→ **To do**
Pick out each line with the word "Custom" from the material that follows.

→ **Given records**
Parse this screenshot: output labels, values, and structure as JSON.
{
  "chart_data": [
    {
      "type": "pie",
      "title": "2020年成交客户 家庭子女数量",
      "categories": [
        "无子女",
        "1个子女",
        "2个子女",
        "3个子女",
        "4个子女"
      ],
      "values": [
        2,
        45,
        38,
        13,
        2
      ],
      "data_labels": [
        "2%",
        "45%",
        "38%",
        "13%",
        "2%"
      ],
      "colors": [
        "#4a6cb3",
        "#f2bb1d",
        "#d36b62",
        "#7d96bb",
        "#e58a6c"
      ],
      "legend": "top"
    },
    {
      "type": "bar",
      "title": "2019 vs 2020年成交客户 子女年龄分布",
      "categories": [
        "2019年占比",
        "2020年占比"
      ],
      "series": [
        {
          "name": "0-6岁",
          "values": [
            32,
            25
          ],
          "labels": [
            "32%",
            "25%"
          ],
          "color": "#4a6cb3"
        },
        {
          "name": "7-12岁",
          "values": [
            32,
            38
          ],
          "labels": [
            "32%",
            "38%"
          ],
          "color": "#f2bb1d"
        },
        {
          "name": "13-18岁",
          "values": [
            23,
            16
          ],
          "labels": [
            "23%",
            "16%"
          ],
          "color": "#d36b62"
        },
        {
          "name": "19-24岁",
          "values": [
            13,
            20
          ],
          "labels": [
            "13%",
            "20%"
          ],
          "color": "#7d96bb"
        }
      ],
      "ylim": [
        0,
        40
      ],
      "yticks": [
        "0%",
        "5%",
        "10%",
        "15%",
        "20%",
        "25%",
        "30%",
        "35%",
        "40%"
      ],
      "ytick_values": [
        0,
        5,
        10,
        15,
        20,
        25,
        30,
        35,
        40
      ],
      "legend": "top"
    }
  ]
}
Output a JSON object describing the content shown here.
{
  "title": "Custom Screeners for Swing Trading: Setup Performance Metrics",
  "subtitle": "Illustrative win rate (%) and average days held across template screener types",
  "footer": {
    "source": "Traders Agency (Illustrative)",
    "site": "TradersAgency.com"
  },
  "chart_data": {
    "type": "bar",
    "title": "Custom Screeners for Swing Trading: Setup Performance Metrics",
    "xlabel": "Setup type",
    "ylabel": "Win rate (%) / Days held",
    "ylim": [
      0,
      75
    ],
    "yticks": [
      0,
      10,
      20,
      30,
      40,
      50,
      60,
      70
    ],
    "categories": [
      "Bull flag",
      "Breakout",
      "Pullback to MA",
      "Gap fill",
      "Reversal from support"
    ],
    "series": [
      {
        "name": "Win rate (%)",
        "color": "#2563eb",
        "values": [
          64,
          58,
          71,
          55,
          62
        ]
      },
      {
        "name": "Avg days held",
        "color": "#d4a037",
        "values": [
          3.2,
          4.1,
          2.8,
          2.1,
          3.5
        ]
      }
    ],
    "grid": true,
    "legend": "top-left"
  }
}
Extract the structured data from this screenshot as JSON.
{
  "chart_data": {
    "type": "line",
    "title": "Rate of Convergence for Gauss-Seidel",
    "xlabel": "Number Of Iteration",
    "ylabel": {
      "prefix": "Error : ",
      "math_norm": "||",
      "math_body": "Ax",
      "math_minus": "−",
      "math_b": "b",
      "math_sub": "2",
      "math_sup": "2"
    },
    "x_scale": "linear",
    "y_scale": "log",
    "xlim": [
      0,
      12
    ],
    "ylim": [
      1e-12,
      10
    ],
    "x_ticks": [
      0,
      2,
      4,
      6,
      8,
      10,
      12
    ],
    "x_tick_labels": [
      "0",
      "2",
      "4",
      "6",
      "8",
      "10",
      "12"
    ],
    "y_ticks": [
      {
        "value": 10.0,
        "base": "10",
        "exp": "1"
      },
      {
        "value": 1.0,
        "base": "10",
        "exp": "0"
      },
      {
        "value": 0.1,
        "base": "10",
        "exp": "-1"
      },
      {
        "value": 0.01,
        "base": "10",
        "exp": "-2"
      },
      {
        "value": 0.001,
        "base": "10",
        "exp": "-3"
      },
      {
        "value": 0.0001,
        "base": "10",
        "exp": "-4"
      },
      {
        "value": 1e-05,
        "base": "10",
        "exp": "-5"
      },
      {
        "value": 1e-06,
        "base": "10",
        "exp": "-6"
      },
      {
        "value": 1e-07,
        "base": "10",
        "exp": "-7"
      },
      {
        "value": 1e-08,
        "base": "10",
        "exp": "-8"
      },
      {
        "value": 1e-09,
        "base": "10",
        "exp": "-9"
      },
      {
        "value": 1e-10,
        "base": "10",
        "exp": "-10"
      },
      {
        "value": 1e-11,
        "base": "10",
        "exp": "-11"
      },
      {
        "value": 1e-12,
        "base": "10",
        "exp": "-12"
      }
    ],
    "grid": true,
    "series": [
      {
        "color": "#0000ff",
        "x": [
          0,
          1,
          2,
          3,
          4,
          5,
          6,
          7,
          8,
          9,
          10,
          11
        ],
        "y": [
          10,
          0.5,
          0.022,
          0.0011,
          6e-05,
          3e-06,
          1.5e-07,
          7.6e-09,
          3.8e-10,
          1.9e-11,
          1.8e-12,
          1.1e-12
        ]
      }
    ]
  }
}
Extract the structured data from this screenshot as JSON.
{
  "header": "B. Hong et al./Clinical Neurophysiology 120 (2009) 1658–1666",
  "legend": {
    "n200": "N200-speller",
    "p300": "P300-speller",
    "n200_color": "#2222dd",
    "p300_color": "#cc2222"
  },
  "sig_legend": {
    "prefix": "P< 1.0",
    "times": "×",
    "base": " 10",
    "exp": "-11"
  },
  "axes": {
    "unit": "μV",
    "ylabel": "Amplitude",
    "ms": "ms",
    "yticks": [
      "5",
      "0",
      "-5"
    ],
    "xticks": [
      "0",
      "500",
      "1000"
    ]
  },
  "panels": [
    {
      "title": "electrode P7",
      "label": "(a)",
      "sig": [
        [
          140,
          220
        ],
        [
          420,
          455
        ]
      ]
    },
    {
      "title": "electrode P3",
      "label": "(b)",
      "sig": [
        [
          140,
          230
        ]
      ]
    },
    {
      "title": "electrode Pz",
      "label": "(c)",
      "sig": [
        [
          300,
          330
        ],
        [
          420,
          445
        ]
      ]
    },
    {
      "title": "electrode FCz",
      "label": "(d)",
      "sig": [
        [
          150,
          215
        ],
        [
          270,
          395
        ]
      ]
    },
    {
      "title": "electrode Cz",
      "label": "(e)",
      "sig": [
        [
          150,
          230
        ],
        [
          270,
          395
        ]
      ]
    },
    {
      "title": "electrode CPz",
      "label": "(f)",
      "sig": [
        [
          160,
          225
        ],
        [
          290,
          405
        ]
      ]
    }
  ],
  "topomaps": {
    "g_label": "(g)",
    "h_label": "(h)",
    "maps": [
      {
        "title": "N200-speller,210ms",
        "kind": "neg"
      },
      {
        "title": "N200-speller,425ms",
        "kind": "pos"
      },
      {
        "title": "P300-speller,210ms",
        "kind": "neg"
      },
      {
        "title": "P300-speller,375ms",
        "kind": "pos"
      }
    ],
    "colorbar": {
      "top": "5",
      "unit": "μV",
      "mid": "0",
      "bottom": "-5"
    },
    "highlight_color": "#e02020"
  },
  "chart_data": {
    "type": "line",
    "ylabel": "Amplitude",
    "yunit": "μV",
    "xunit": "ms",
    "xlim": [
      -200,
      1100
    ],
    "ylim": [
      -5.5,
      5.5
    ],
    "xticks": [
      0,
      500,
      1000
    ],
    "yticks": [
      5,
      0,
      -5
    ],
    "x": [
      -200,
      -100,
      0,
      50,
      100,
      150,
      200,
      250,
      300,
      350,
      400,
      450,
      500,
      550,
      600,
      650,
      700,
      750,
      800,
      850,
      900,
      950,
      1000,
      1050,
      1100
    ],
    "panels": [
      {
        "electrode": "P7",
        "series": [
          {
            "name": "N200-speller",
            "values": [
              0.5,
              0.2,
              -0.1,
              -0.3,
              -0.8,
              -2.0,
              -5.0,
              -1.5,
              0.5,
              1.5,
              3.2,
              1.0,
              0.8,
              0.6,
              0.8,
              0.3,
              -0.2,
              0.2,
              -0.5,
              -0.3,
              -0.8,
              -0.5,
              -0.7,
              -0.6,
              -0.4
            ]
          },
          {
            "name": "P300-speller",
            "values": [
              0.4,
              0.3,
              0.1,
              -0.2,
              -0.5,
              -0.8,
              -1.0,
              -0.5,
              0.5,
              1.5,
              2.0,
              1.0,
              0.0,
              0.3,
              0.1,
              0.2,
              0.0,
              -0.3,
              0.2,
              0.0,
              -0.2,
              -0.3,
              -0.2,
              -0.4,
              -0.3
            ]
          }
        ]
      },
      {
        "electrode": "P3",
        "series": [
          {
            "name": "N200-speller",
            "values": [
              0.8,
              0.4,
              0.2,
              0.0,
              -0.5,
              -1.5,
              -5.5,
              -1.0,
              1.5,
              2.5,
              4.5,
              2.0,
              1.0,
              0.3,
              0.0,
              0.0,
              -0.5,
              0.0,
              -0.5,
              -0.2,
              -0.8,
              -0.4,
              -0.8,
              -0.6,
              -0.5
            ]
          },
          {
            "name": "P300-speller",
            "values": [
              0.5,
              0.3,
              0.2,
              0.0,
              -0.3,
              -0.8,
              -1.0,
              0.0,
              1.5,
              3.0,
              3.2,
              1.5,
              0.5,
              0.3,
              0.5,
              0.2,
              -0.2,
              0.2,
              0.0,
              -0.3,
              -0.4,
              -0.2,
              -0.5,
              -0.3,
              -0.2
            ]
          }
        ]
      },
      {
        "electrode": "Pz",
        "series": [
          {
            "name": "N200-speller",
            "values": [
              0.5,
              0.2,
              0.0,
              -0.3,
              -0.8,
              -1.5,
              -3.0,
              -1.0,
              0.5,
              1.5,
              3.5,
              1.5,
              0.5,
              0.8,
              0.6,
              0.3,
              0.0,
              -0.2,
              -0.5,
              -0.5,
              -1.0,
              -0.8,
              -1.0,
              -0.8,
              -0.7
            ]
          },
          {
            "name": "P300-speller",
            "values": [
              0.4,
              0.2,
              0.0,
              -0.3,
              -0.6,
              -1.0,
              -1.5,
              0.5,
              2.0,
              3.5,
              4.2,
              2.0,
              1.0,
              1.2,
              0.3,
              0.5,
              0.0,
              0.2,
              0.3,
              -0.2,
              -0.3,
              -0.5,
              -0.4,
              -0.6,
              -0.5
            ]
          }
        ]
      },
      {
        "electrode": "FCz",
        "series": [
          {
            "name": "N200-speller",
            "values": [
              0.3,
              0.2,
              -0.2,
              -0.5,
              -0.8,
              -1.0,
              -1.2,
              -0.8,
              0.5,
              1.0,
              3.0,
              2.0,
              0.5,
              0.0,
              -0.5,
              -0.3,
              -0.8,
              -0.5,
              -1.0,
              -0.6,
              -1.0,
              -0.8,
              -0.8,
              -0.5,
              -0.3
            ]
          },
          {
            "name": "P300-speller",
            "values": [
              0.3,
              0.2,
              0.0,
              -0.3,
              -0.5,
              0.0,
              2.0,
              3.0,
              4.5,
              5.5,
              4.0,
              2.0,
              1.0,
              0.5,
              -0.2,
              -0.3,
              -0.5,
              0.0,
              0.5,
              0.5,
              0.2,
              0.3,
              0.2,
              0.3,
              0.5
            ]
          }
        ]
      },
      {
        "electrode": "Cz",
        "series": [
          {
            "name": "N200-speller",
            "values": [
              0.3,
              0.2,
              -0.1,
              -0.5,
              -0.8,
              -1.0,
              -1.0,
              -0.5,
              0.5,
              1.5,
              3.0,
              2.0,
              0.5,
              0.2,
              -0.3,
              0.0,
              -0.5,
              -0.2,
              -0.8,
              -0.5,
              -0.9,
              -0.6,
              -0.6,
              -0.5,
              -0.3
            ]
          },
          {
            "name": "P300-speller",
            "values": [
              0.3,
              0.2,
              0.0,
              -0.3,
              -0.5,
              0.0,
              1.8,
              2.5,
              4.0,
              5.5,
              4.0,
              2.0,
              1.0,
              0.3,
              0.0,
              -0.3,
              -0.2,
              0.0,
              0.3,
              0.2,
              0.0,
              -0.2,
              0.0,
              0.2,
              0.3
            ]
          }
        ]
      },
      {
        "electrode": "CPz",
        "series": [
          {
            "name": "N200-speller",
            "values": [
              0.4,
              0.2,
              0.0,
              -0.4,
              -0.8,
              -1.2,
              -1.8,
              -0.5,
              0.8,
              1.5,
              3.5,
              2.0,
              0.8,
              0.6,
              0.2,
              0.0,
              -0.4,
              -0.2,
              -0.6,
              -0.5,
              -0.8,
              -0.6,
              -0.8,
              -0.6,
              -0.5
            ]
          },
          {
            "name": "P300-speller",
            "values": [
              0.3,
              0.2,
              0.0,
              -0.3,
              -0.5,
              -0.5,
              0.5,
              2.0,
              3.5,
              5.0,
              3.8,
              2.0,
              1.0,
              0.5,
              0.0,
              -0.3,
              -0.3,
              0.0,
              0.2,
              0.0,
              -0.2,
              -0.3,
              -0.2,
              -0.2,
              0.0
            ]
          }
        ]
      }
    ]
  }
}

→ **Response to the task**
  "title": "Custom Screeners for Swing Trading: Setup Performance Metrics",
    "title": "Custom Screeners for Swing Trading: Setup Performance Metrics",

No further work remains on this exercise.